### Task brief
Work out how many lines in the entries contain the string "admin", and give nothing but that number.

### Data listing
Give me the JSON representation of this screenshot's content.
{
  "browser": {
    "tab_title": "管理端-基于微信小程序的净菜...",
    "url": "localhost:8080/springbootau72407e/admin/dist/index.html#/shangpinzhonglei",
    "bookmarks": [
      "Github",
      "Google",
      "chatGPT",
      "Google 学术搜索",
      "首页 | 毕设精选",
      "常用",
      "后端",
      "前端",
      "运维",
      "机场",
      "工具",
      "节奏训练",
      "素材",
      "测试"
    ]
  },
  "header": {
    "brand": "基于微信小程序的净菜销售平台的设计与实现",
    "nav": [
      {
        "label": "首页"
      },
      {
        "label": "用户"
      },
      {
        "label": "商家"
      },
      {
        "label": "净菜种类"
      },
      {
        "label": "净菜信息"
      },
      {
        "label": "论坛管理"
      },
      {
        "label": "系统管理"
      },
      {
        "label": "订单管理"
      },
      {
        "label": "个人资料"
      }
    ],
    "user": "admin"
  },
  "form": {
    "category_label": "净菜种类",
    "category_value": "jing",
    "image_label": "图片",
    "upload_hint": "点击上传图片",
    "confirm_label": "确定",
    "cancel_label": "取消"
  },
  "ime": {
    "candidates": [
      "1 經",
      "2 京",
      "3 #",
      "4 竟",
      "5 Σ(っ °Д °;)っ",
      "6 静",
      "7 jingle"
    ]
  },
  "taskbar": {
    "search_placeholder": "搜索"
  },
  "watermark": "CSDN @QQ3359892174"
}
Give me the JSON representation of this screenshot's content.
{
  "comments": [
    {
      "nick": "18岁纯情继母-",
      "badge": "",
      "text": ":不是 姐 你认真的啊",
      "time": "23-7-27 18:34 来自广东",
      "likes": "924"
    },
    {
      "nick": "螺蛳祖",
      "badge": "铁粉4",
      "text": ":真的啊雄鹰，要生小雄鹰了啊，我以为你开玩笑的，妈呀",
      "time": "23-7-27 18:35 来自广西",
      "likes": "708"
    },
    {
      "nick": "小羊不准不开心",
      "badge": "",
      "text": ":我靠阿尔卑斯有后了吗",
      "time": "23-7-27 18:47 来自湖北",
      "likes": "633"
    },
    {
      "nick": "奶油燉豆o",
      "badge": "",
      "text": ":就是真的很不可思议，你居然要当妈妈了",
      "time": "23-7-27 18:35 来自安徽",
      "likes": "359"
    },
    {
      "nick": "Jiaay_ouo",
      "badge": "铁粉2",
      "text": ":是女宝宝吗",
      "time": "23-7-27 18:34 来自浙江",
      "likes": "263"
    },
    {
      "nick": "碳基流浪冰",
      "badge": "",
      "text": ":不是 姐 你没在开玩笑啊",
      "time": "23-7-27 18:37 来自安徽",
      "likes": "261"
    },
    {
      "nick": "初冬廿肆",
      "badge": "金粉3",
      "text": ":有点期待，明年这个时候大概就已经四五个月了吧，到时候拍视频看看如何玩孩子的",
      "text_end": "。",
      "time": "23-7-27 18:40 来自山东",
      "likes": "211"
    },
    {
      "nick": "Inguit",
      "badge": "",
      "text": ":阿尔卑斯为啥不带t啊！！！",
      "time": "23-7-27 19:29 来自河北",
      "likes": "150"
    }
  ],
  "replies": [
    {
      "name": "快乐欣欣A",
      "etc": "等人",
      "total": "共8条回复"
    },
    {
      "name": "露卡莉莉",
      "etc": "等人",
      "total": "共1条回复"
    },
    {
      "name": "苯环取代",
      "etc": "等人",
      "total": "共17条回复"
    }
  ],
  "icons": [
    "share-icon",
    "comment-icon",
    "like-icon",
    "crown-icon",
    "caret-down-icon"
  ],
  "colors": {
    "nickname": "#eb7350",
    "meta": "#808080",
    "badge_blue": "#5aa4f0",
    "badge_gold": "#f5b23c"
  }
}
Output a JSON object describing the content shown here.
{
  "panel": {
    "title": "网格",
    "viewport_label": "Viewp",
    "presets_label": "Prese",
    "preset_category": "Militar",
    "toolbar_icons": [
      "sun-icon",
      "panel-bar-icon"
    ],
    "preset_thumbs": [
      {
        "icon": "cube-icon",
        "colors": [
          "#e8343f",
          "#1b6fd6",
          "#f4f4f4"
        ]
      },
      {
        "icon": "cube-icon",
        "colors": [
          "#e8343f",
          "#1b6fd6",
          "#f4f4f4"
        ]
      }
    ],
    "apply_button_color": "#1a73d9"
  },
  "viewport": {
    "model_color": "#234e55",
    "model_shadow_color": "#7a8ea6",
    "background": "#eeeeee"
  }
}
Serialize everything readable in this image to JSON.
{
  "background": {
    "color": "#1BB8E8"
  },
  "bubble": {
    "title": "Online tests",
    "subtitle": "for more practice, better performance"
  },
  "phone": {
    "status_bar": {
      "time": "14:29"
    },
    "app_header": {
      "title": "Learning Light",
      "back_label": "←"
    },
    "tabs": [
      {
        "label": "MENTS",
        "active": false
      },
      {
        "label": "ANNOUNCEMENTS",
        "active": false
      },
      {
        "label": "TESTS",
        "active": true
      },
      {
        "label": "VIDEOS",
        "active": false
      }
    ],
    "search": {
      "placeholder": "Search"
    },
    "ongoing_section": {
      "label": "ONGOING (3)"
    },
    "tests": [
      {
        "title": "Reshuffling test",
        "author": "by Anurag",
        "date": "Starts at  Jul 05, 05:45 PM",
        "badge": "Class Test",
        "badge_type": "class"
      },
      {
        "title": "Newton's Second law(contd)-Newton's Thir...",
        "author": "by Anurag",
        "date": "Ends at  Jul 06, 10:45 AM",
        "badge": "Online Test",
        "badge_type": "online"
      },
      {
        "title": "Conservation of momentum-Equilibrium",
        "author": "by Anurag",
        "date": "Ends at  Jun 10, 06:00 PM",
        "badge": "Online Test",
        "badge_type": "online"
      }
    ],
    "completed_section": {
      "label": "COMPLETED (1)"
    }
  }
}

### Exercise answer
2